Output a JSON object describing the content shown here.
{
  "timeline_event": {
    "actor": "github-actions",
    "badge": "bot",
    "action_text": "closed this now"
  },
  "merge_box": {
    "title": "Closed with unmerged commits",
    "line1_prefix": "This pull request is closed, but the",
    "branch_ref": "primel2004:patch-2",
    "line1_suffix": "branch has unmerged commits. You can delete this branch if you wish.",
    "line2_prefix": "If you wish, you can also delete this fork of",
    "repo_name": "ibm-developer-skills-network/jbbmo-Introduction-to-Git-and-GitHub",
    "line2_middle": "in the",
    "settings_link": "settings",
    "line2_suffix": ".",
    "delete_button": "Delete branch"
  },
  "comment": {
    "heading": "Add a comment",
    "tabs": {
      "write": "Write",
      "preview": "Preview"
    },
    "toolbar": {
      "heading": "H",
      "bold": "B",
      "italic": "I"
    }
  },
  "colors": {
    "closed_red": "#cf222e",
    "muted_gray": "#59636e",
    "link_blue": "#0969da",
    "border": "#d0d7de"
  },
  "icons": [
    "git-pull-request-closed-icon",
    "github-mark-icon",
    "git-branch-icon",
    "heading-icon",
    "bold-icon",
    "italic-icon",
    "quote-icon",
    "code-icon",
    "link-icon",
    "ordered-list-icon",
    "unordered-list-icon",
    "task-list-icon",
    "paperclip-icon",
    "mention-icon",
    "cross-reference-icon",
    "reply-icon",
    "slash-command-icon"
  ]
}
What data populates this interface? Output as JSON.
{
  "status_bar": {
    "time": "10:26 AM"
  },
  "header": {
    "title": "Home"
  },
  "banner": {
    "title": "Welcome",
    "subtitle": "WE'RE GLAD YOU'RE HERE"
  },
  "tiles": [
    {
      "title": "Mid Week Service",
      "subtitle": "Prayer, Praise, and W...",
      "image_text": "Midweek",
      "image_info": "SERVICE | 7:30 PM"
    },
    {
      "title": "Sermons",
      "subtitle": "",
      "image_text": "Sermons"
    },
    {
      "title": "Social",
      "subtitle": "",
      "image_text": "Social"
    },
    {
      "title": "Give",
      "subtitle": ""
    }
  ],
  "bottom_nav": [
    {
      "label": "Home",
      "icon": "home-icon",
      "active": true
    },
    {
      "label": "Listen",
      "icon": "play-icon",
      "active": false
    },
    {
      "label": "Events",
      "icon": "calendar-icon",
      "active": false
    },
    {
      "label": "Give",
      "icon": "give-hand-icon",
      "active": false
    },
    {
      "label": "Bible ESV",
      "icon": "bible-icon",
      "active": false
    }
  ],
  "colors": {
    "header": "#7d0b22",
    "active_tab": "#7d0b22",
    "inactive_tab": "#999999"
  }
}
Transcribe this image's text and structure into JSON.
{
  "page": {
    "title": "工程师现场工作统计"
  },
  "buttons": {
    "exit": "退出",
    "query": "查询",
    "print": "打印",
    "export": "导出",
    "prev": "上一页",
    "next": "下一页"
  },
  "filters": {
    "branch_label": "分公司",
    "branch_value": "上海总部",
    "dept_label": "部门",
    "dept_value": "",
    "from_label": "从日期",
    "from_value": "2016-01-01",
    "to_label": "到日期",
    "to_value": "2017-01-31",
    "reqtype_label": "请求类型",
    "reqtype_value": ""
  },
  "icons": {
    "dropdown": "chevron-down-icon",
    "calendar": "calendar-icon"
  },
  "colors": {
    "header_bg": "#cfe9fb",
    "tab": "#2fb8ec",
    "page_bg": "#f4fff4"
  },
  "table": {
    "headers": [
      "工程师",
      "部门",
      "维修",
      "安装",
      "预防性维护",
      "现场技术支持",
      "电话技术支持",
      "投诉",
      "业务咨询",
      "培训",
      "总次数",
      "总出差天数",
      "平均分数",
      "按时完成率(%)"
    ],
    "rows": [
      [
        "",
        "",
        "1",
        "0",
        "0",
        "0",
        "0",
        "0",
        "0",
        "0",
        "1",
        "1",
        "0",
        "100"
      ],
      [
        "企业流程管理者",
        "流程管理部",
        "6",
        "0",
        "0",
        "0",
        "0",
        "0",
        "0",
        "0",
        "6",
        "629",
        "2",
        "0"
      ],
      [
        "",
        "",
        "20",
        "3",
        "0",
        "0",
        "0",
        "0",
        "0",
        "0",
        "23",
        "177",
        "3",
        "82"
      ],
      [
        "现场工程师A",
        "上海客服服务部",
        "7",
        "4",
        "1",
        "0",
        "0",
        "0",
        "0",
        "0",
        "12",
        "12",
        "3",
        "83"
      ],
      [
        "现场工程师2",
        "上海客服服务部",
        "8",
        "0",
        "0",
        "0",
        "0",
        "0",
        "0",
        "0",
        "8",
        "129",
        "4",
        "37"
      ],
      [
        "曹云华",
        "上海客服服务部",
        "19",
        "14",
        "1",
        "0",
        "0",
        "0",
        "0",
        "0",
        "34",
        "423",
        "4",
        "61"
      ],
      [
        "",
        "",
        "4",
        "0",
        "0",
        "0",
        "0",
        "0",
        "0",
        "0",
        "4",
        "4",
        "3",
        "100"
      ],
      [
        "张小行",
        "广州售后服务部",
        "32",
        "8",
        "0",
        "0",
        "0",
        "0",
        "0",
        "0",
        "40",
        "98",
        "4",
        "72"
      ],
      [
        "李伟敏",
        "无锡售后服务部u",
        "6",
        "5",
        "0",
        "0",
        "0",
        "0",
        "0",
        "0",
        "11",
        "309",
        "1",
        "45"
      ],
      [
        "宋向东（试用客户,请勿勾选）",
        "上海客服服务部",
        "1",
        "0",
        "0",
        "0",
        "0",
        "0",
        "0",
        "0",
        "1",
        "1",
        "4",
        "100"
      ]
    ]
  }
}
------------
- _Exercise description_
Write out every line of the preceding listing that contains "subtitle".

- _Solution to this task_
    "subtitle": "WE'RE GLAD YOU'RE HERE"
      "subtitle": "Prayer, Praise, and W...",
      "subtitle": "",
      "subtitle": "",
      "subtitle": ""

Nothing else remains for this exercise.